Scan the lines below for the string "offset" and report how many lines contain it, giving only the number.

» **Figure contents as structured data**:

┄┄┄┄┄┄

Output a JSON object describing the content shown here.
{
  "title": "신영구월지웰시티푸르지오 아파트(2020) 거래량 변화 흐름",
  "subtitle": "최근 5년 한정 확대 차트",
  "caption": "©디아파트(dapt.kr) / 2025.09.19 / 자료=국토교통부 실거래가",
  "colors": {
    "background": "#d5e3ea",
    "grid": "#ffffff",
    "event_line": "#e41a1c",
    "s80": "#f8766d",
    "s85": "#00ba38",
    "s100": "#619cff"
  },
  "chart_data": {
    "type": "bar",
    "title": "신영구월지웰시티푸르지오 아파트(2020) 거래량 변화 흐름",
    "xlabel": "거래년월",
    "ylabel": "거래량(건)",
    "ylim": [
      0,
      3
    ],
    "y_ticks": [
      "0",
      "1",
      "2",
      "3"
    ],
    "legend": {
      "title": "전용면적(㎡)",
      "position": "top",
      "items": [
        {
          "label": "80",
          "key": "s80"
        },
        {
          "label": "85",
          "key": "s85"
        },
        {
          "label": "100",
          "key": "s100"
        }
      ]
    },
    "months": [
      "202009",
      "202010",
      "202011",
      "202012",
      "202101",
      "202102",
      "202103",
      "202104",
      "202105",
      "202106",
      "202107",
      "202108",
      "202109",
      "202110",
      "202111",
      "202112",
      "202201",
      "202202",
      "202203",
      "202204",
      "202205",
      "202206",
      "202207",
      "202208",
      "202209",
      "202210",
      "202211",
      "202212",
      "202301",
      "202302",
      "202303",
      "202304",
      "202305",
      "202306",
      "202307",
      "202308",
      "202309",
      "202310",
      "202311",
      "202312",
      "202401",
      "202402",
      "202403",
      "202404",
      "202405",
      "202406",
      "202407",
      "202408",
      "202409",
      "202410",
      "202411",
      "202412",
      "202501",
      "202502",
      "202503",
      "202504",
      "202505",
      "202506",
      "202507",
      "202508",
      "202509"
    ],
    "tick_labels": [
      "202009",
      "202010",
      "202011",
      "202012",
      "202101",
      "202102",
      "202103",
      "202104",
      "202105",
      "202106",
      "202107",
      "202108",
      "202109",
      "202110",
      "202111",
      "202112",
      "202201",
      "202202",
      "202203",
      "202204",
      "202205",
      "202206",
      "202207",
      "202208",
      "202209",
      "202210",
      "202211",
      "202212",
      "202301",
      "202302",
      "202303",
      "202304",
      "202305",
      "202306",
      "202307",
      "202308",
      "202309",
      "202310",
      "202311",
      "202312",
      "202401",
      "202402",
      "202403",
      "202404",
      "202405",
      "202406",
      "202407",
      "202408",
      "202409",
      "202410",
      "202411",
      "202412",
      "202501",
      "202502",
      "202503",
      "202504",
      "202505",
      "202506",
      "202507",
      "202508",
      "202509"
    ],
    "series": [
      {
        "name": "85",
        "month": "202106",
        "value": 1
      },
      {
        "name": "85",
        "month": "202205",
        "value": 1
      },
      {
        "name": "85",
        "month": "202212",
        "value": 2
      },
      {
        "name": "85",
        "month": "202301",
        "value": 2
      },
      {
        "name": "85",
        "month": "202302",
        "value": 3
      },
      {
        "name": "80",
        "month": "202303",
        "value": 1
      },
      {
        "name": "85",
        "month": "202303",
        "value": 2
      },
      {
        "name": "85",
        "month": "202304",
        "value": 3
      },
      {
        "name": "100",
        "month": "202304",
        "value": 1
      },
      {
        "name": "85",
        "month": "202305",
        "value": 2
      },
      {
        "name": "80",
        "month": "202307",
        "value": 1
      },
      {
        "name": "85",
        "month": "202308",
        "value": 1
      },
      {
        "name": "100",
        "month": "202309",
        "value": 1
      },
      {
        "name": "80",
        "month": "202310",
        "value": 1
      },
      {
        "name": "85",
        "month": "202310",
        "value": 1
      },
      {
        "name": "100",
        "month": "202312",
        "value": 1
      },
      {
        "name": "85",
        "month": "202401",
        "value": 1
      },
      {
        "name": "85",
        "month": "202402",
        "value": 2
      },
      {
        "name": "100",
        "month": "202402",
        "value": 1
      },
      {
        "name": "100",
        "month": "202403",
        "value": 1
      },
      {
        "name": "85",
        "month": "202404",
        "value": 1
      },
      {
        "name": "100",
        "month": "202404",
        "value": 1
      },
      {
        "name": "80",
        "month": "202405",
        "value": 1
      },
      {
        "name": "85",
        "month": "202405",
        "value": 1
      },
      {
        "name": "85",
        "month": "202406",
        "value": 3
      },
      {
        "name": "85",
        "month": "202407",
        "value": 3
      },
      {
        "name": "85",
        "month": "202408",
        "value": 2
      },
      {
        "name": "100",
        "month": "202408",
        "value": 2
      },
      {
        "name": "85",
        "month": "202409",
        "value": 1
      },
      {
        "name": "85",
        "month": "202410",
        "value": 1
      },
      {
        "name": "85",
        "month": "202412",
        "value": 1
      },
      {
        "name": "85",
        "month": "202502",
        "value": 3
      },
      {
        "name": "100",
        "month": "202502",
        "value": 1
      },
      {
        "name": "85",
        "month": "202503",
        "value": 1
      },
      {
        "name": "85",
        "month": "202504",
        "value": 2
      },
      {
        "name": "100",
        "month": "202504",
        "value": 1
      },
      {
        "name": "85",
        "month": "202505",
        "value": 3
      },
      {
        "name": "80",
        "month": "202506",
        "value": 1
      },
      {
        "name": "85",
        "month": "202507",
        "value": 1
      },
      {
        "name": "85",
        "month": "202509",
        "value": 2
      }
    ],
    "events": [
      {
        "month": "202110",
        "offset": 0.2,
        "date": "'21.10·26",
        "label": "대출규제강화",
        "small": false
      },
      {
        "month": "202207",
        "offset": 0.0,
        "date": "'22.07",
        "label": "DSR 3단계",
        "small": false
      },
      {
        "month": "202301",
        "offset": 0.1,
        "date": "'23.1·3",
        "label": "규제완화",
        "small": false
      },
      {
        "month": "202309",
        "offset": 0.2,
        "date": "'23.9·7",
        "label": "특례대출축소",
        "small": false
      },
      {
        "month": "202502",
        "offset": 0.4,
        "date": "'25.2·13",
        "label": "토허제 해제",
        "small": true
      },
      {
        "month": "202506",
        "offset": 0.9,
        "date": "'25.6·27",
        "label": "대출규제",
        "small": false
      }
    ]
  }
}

┄┄┄┄┄┄

» **WRITTEN RESPONSE**:
6